__PROMPT__. Reproduce the material word for word; the images stay out.

* begin TASK INPUT *

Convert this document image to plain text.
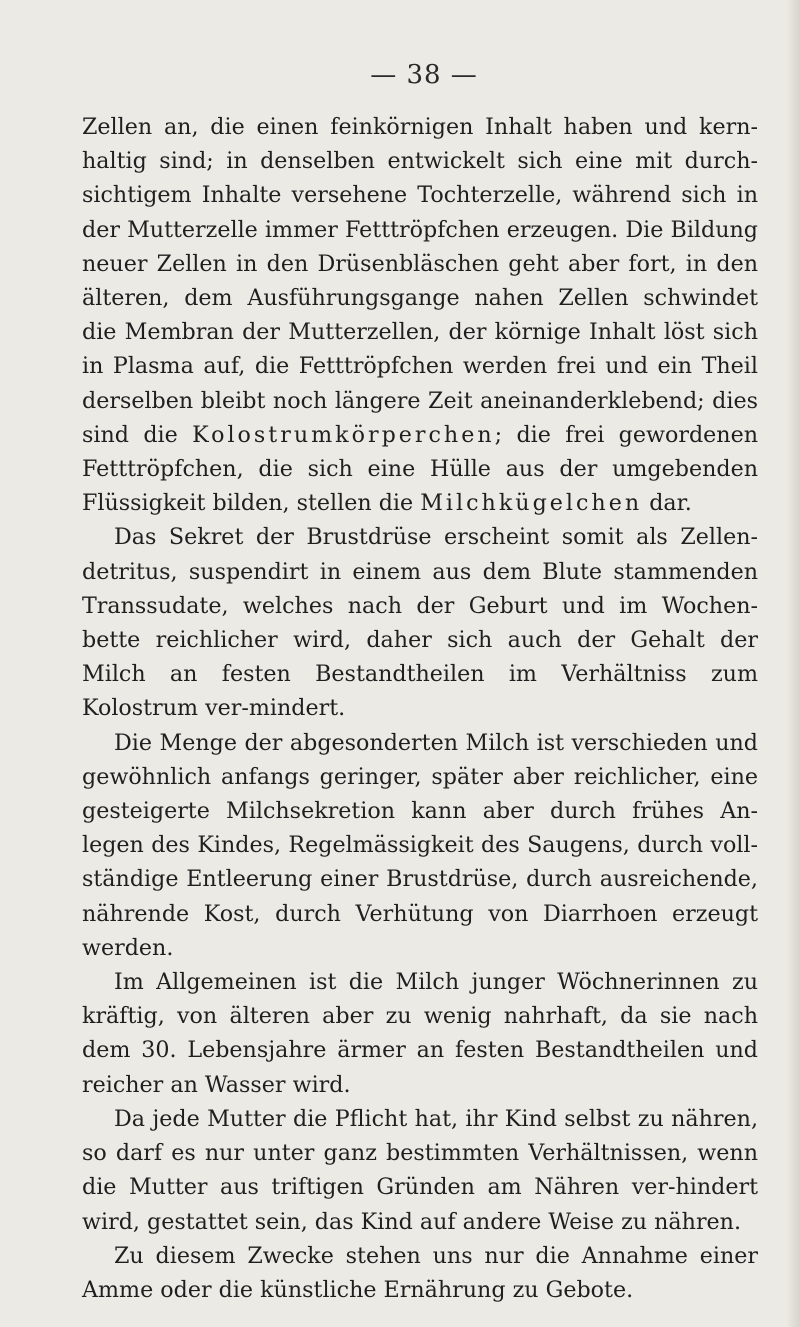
— 38 —

Zellen an, die einen feinkörnigen Inhalt haben und kern-haltig sind; in denselben entwickelt sich eine mit durch-sichtigem Inhalte versehene Tochterzelle, während sich in der Mutterzelle immer Fetttröpfchen erzeugen. Die Bildung neuer Zellen in den Drüsenbläschen geht aber fort, in den älteren, dem Ausführungsgange nahen Zellen schwindet die Membran der Mutterzellen, der körnige Inhalt löst sich in Plasma auf, die Fetttröpfchen werden frei und ein Theil derselben bleibt noch längere Zeit aneinanderklebend; dies sind die Kolostrumkörperchen; die frei gewordenen Fetttröpfchen, die sich eine Hülle aus der umgebenden Flüssigkeit bilden, stellen die Milchkügelchen dar.

Das Sekret der Brustdrüse erscheint somit als Zellen-detritus, suspendirt in einem aus dem Blute stammenden Transsudate, welches nach der Geburt und im Wochen-bette reichlicher wird, daher sich auch der Gehalt der Milch an festen Bestandtheilen im Verhältniss zum Kolostrum ver-mindert.

Die Menge der abgesonderten Milch ist verschieden und gewöhnlich anfangs geringer, später aber reichlicher, eine gesteigerte Milchsekretion kann aber durch frühes An-legen des Kindes, Regelmässigkeit des Saugens, durch voll-ständige Entleerung einer Brustdrüse, durch ausreichende, nährende Kost, durch Verhütung von Diarrhoen erzeugt werden.

Im Allgemeinen ist die Milch junger Wöchnerinnen zu kräftig, von älteren aber zu wenig nahrhaft, da sie nach dem 30. Lebensjahre ärmer an festen Bestandtheilen und reicher an Wasser wird.

Da jede Mutter die Pflicht hat, ihr Kind selbst zu nähren, so darf es nur unter ganz bestimmten Verhältnissen, wenn die Mutter aus triftigen Gründen am Nähren ver-hindert wird, gestattet sein, das Kind auf andere Weise zu nähren.

Zu diesem Zwecke stehen uns nur die Annahme einer Amme oder die künstliche Ernährung zu Gebote.
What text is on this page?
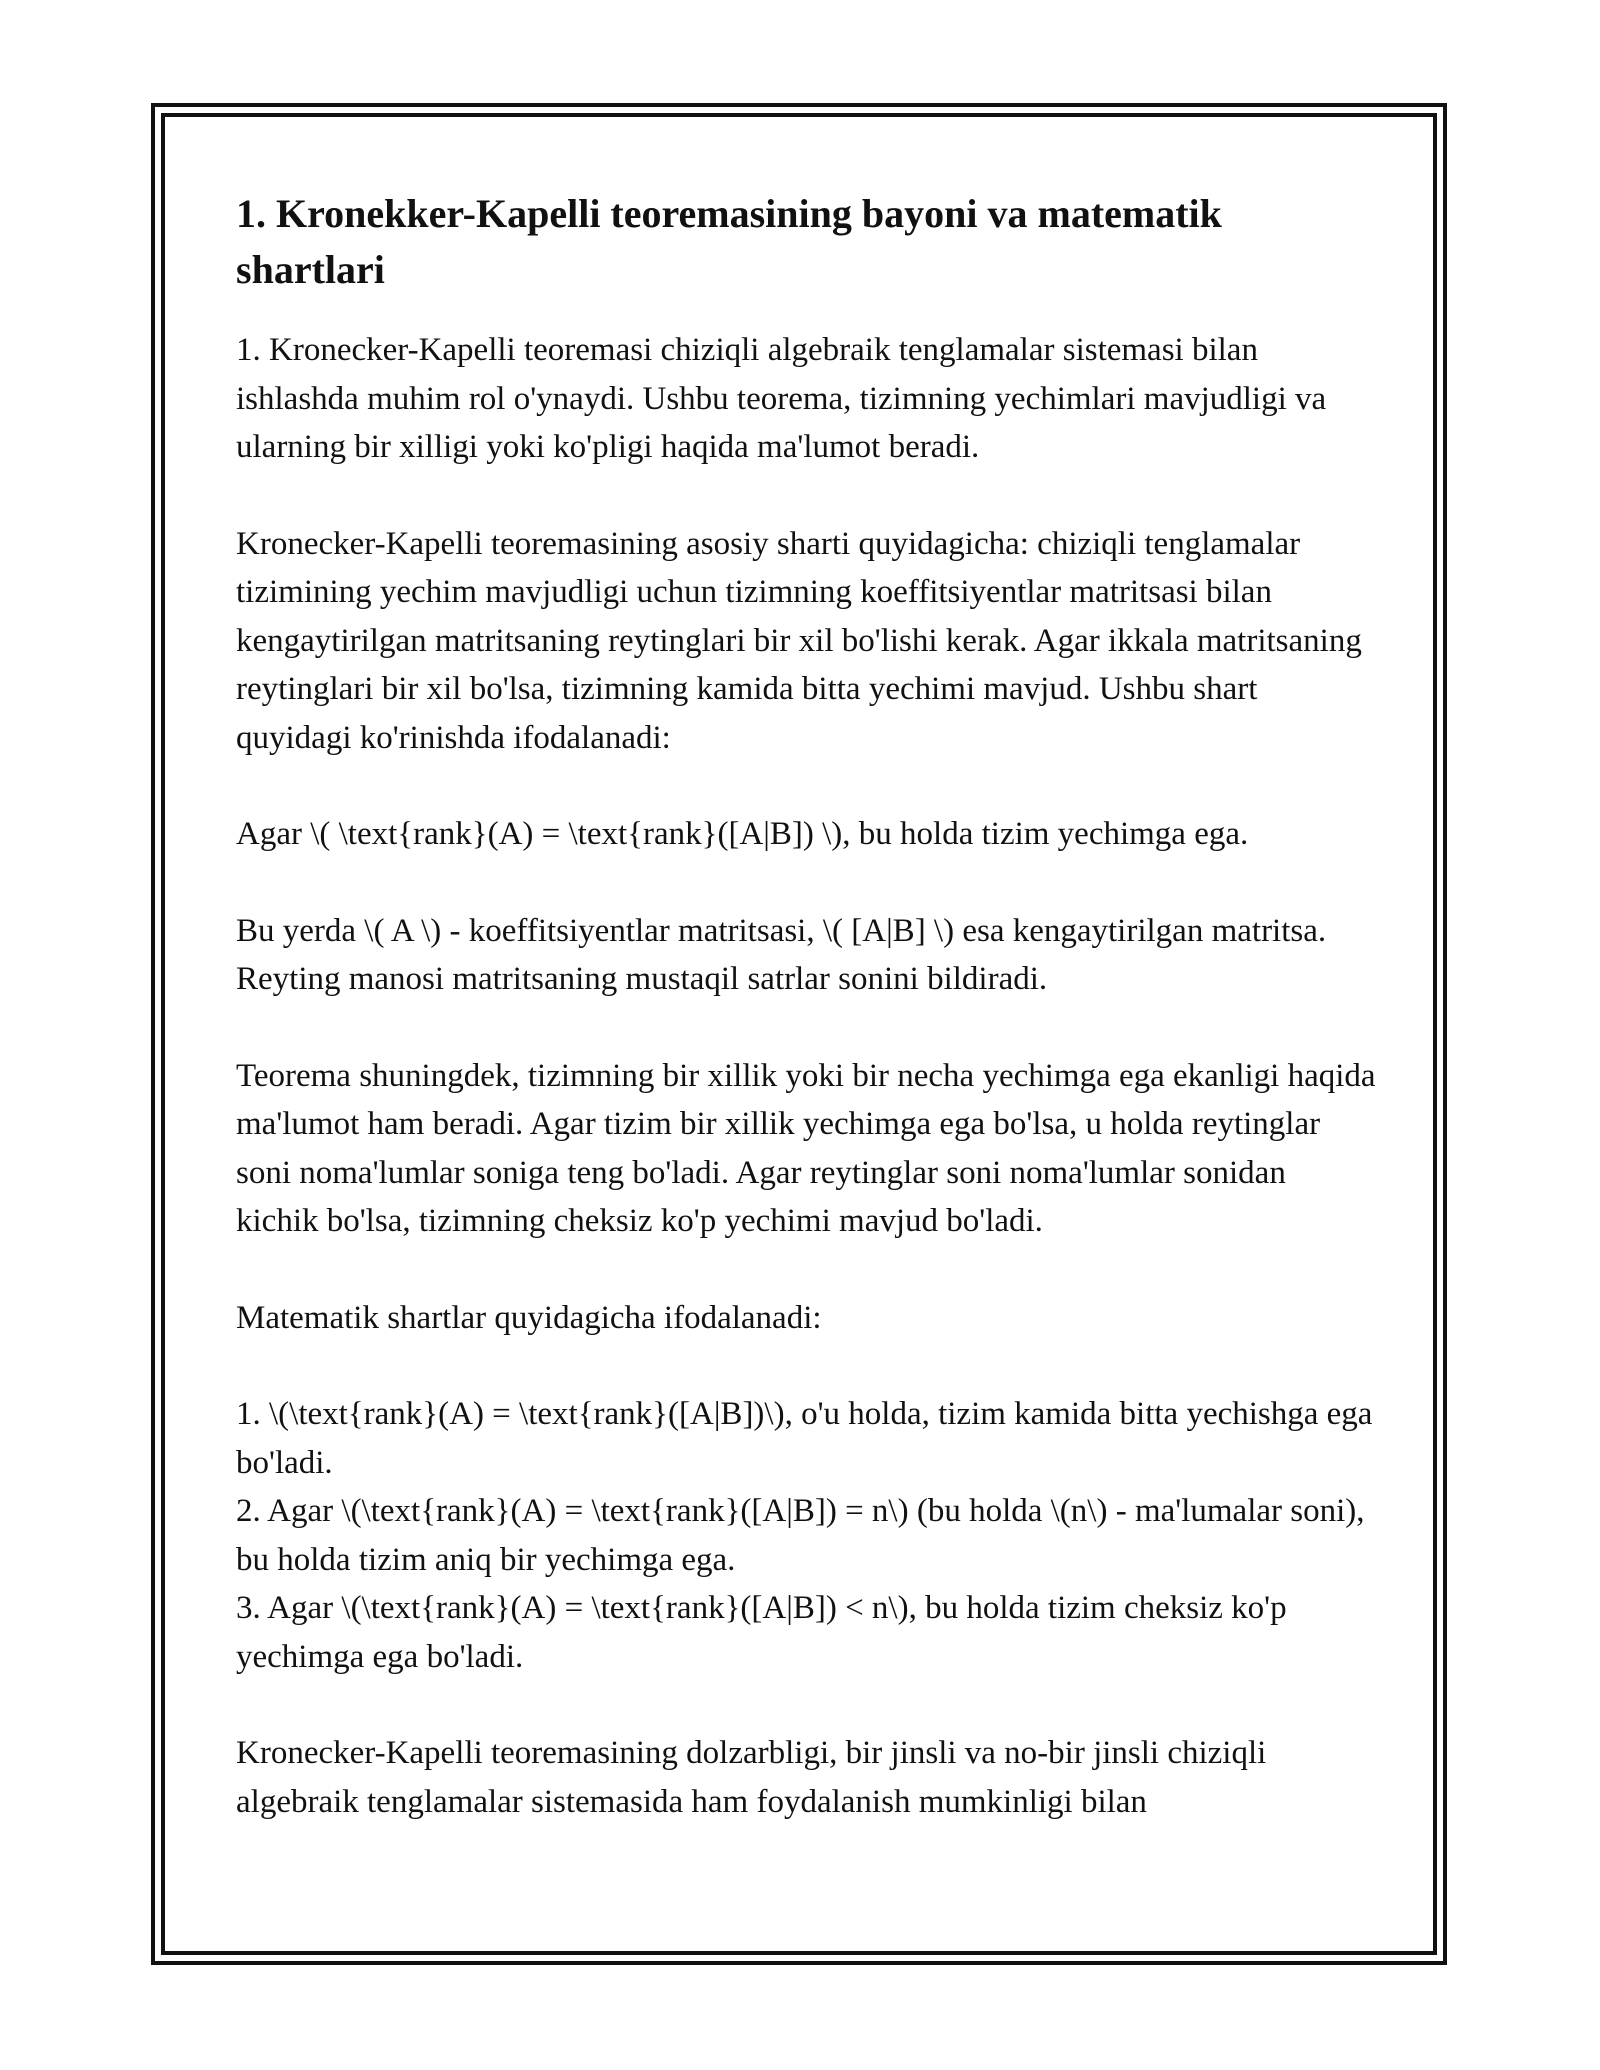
1. Kronekker-Kapelli teoremasining bayoni va matematik shartlari

1. Kronecker-Kapelli teoremasi chiziqli algebraik tenglamalar sistemasi bilan ishlashda muhim rol o'ynaydi. Ushbu teorema, tizimning yechimlari mavjudligi va ularning bir xilligi yoki ko'pligi haqida ma'lumot beradi.

Kronecker-Kapelli teoremasining asosiy sharti quyidagicha: chiziqli tenglamalar tizimining yechim mavjudligi uchun tizimning koeffitsiyentlar matritsasi bilan kengaytirilgan matritsaning reytinglari bir xil bo'lishi kerak. Agar ikkala matritsaning reytinglari bir xil bo'lsa, tizimning kamida bitta yechimi mavjud. Ushbu shart quyidagi ko'rinishda ifodalanadi:

Agar \( \text{rank}(A) = \text{rank}([A|B]) \), bu holda tizim yechimga ega.

Bu yerda \( A \) - koeffitsiyentlar matritsasi, \( [A|B] \) esa kengaytirilgan matritsa. Reyting manosi matritsaning mustaqil satrlar sonini bildiradi.

Teorema shuningdek, tizimning bir xillik yoki bir necha yechimga ega ekanligi haqida ma'lumot ham beradi. Agar tizim bir xillik yechimga ega bo'lsa, u holda reytinglar soni noma'lumlar soniga teng bo'ladi. Agar reytinglar soni noma'lumlar sonidan kichik bo'lsa, tizimning cheksiz ko'p yechimi mavjud bo'ladi.

Matematik shartlar quyidagicha ifodalanadi:

1. \(\text{rank}(A) = \text{rank}([A|B])\), o'u holda, tizim kamida bitta yechishga ega bo'ladi.

2. Agar \(\text{rank}(A) = \text{rank}([A|B]) = n\) (bu holda \(n\) - ma'lumalar soni), bu holda tizim aniq bir yechimga ega.

3. Agar \(\text{rank}(A) = \text{rank}([A|B]) < n\), bu holda tizim cheksiz ko'p yechimga ega bo'ladi.

Kronecker-Kapelli teoremasining dolzarbligi, bir jinsli va no-bir jinsli chiziqli algebraik tenglamalar sistemasida ham foydalanish mumkinligi bilan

* end TASK INPUT *

__TASK RESULT__.
Convert this document image to plain text.
— 38 —

Zellen an, die einen feinkörnigen Inhalt haben und kern-haltig sind; in denselben entwickelt sich eine mit durch-sichtigem Inhalte versehene Tochterzelle, während sich in der Mutterzelle immer Fetttröpfchen erzeugen. Die Bildung neuer Zellen in den Drüsenbläschen geht aber fort, in den älteren, dem Ausführungsgange nahen Zellen schwindet die Membran der Mutterzellen, der körnige Inhalt löst sich in Plasma auf, die Fetttröpfchen werden frei und ein Theil derselben bleibt noch längere Zeit aneinanderklebend; dies sind die Kolostrumkörperchen; die frei gewordenen Fetttröpfchen, die sich eine Hülle aus der umgebenden Flüssigkeit bilden, stellen die Milchkügelchen dar.

Das Sekret der Brustdrüse erscheint somit als Zellen-detritus, suspendirt in einem aus dem Blute stammenden Transsudate, welches nach der Geburt und im Wochen-bette reichlicher wird, daher sich auch der Gehalt der Milch an festen Bestandtheilen im Verhältniss zum Kolostrum ver-mindert.

Die Menge der abgesonderten Milch ist verschieden und gewöhnlich anfangs geringer, später aber reichlicher, eine gesteigerte Milchsekretion kann aber durch frühes An-legen des Kindes, Regelmässigkeit des Saugens, durch voll-ständige Entleerung einer Brustdrüse, durch ausreichende, nährende Kost, durch Verhütung von Diarrhoen erzeugt werden.

Im Allgemeinen ist die Milch junger Wöchnerinnen zu kräftig, von älteren aber zu wenig nahrhaft, da sie nach dem 30. Lebensjahre ärmer an festen Bestandtheilen und reicher an Wasser wird.

Da jede Mutter die Pflicht hat, ihr Kind selbst zu nähren, so darf es nur unter ganz bestimmten Verhältnissen, wenn die Mutter aus triftigen Gründen am Nähren ver-hindert wird, gestattet sein, das Kind auf andere Weise zu nähren.

Zu diesem Zwecke stehen uns nur die Annahme einer Amme oder die künstliche Ernährung zu Gebote.
What text is on this page?
1. Kronekker-Kapelli teoremasining bayoni va matematik shartlari

1. Kronecker-Kapelli teoremasi chiziqli algebraik tenglamalar sistemasi bilan ishlashda muhim rol o'ynaydi. Ushbu teorema, tizimning yechimlari mavjudligi va ularning bir xilligi yoki ko'pligi haqida ma'lumot beradi.

Kronecker-Kapelli teoremasining asosiy sharti quyidagicha: chiziqli tenglamalar tizimining yechim mavjudligi uchun tizimning koeffitsiyentlar matritsasi bilan kengaytirilgan matritsaning reytinglari bir xil bo'lishi kerak. Agar ikkala matritsaning reytinglari bir xil bo'lsa, tizimning kamida bitta yechimi mavjud. Ushbu shart quyidagi ko'rinishda ifodalanadi:

Agar \( \text{rank}(A) = \text{rank}([A|B]) \), bu holda tizim yechimga ega.

Bu yerda \( A \) - koeffitsiyentlar matritsasi, \( [A|B] \) esa kengaytirilgan matritsa. Reyting manosi matritsaning mustaqil satrlar sonini bildiradi.

Teorema shuningdek, tizimning bir xillik yoki bir necha yechimga ega ekanligi haqida ma'lumot ham beradi. Agar tizim bir xillik yechimga ega bo'lsa, u holda reytinglar soni noma'lumlar soniga teng bo'ladi. Agar reytinglar soni noma'lumlar sonidan kichik bo'lsa, tizimning cheksiz ko'p yechimi mavjud bo'ladi.

Matematik shartlar quyidagicha ifodalanadi:

1. \(\text{rank}(A) = \text{rank}([A|B])\), o'u holda, tizim kamida bitta yechishga ega bo'ladi.

2. Agar \(\text{rank}(A) = \text{rank}([A|B]) = n\) (bu holda \(n\) - ma'lumalar soni), bu holda tizim aniq bir yechimga ega.

3. Agar \(\text{rank}(A) = \text{rank}([A|B]) < n\), bu holda tizim cheksiz ko'p yechimga ega bo'ladi.

Kronecker-Kapelli teoremasining dolzarbligi, bir jinsli va no-bir jinsli chiziqli algebraik tenglamalar sistemasida ham foydalanish mumkinligi bilan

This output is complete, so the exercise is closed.